YOUR OBJECTIVE ->
Can you return, word for word, the stretch of the passage about Dee from "Is it Doris" through "in the Alps."?

SOURCE PASSAGE ->
Is it Doris Day? Nope, it’s my amazing mom Dee
This stunning image of my mom was taken in Budapest in 1965 before I was born. She was 26 years old and living her best life I’m pretty sure. In those days she was often mistaken for Doris Day which she took as a huge compliment. I’m pretty sure my kids don’t even know who Doris Day is, shame on me. It does not go unnoticed to me that my mom has been a trailblazer in her time. She took off for Europe all on her own in the 1960s when most women were encouraged to look for a husband and put their home economics class to good use. Instead, she spent her weekends traveling to Paris and Berlin or skiing in the Alps.

COLLECTED DATA ->
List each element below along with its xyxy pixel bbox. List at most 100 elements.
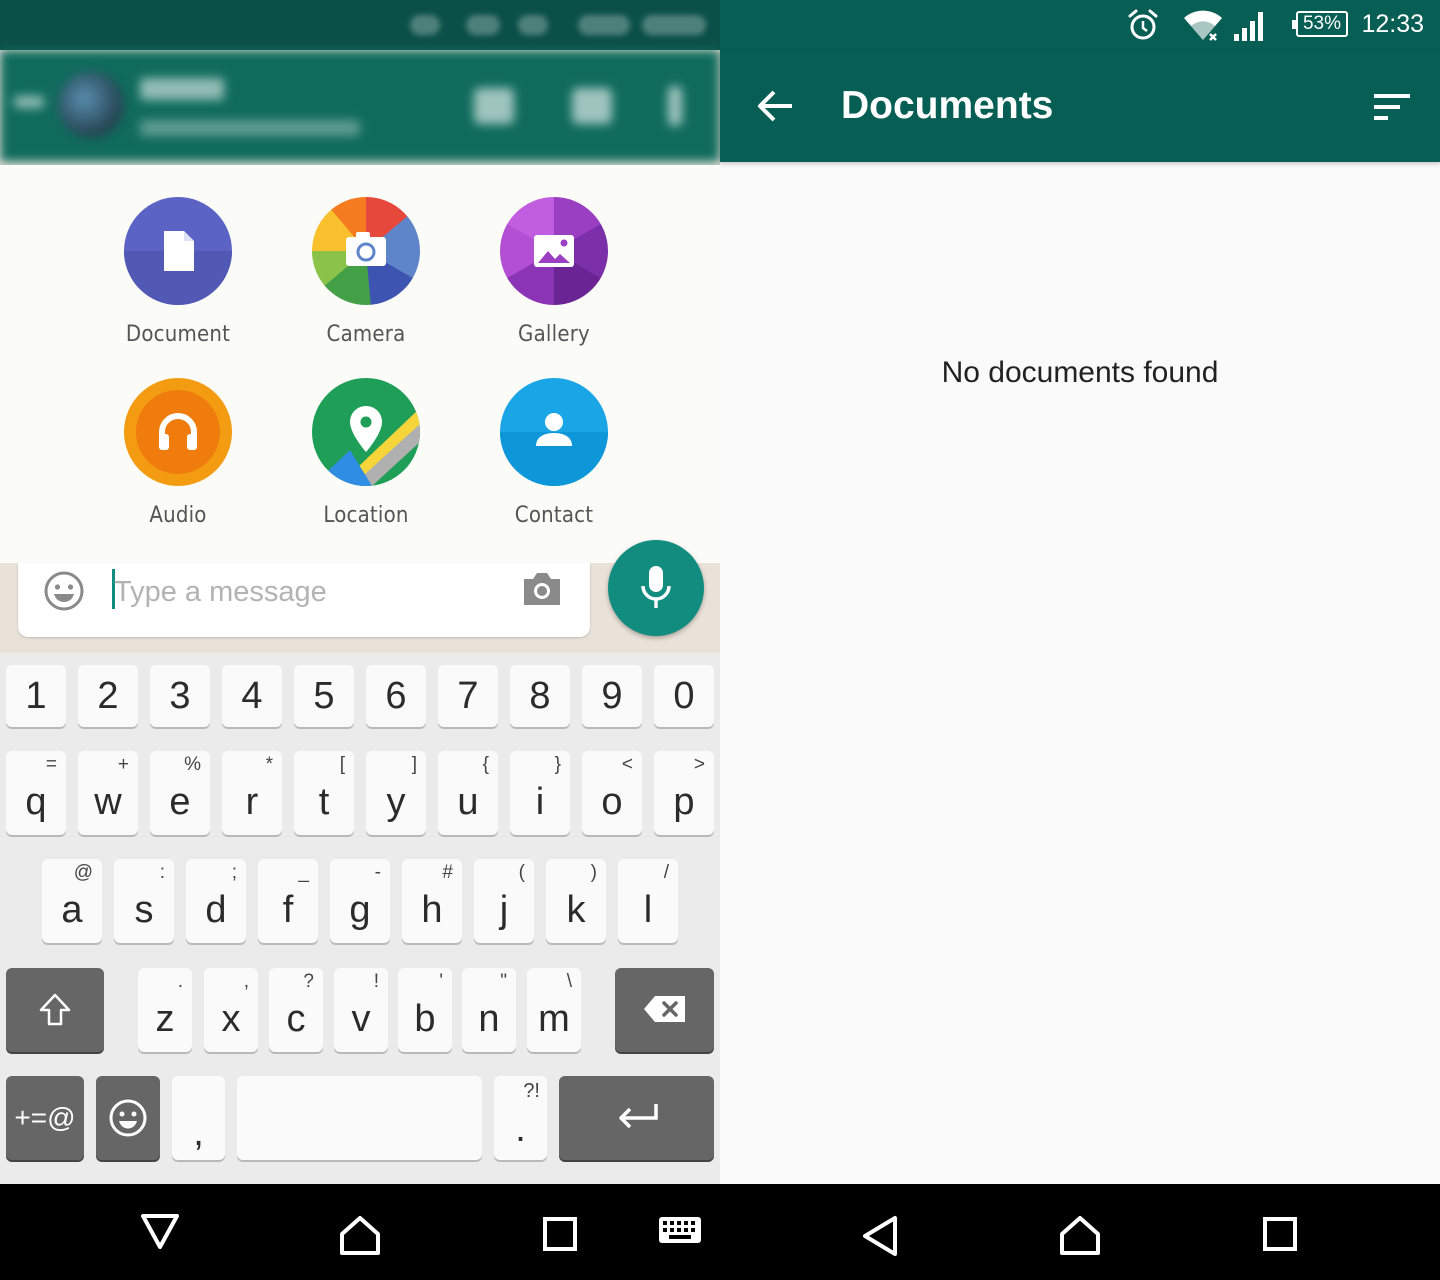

RESULT BELOW ->
Is it Doris Day? Nope, it’s my amazing mom Dee
This stunning image of my mom was taken in Budapest in 1965 before I was born. She was 26 years old and living her best life I’m pretty sure. In those days she was often mistaken for Doris Day which she took as a huge compliment. I’m pretty sure my kids don’t even know who Doris Day is, shame on me. It does not go unnoticed to me that my mom has been a trailblazer in her time. She took off for Europe all on her own in the 1960s when most women were encouraged to look for a husband and put their home economics class to good use. Instead, she spent her weekends traveling to Paris and Berlin or skiing in the Alps.